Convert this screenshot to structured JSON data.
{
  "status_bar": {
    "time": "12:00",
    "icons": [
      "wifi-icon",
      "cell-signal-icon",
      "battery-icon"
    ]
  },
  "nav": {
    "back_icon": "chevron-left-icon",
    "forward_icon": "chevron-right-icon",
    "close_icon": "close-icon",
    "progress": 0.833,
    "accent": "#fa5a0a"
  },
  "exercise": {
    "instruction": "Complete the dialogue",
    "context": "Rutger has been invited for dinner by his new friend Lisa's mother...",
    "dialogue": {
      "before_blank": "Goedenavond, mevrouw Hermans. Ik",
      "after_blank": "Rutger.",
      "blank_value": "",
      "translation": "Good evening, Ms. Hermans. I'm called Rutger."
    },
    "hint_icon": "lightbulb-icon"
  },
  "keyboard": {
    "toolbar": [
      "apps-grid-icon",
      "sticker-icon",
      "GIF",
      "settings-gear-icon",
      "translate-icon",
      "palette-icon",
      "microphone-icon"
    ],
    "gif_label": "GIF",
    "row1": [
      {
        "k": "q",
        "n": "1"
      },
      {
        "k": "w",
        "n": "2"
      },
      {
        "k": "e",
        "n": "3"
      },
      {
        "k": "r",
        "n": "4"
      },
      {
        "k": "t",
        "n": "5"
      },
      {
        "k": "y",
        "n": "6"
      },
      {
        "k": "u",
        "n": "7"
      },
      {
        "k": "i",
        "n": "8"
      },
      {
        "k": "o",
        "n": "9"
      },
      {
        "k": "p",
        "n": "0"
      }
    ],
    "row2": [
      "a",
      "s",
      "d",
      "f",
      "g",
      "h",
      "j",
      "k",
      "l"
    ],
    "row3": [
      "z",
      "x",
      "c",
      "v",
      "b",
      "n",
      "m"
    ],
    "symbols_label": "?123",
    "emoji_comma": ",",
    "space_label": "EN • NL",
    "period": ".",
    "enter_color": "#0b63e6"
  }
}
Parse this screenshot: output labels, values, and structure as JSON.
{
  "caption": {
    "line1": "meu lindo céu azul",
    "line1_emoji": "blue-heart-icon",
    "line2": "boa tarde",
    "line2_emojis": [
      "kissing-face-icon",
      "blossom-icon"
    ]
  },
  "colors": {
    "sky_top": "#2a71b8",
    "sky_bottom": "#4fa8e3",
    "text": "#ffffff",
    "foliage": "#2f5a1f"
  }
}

───

- What is required:
Return every entry exactly as given.

- Complete output:
Convert this screenshot to structured JSON data.
{
  "status_bar": {
    "time": "12:00",
    "icons": [
      "wifi-icon",
      "cell-signal-icon",
      "battery-icon"
    ]
  },
  "nav": {
    "back_icon": "chevron-left-icon",
    "forward_icon": "chevron-right-icon",
    "close_icon": "close-icon",
    "progress": 0.833,
    "accent": "#fa5a0a"
  },
  "exercise": {
    "instruction": "Complete the dialogue",
    "context": "Rutger has been invited for dinner by his new friend Lisa's mother...",
    "dialogue": {
      "before_blank": "Goedenavond, mevrouw Hermans. Ik",
      "after_blank": "Rutger.",
      "blank_value": "",
      "translation": "Good evening, Ms. Hermans. I'm called Rutger."
    },
    "hint_icon": "lightbulb-icon"
  },
  "keyboard": {
    "toolbar": [
      "apps-grid-icon",
      "sticker-icon",
      "GIF",
      "settings-gear-icon",
      "translate-icon",
      "palette-icon",
      "microphone-icon"
    ],
    "gif_label": "GIF",
    "row1": [
      {
        "k": "q",
        "n": "1"
      },
      {
        "k": "w",
        "n": "2"
      },
      {
        "k": "e",
        "n": "3"
      },
      {
        "k": "r",
        "n": "4"
      },
      {
        "k": "t",
        "n": "5"
      },
      {
        "k": "y",
        "n": "6"
      },
      {
        "k": "u",
        "n": "7"
      },
      {
        "k": "i",
        "n": "8"
      },
      {
        "k": "o",
        "n": "9"
      },
      {
        "k": "p",
        "n": "0"
      }
    ],
    "row2": [
      "a",
      "s",
      "d",
      "f",
      "g",
      "h",
      "j",
      "k",
      "l"
    ],
    "row3": [
      "z",
      "x",
      "c",
      "v",
      "b",
      "n",
      "m"
    ],
    "symbols_label": "?123",
    "emoji_comma": ",",
    "space_label": "EN • NL",
    "period": ".",
    "enter_color": "#0b63e6"
  }
}
Parse this screenshot: output labels, values, and structure as JSON.
{
  "caption": {
    "line1": "meu lindo céu azul",
    "line1_emoji": "blue-heart-icon",
    "line2": "boa tarde",
    "line2_emojis": [
      "kissing-face-icon",
      "blossom-icon"
    ]
  },
  "colors": {
    "sky_top": "#2a71b8",
    "sky_bottom": "#4fa8e3",
    "text": "#ffffff",
    "foliage": "#2f5a1f"
  }
}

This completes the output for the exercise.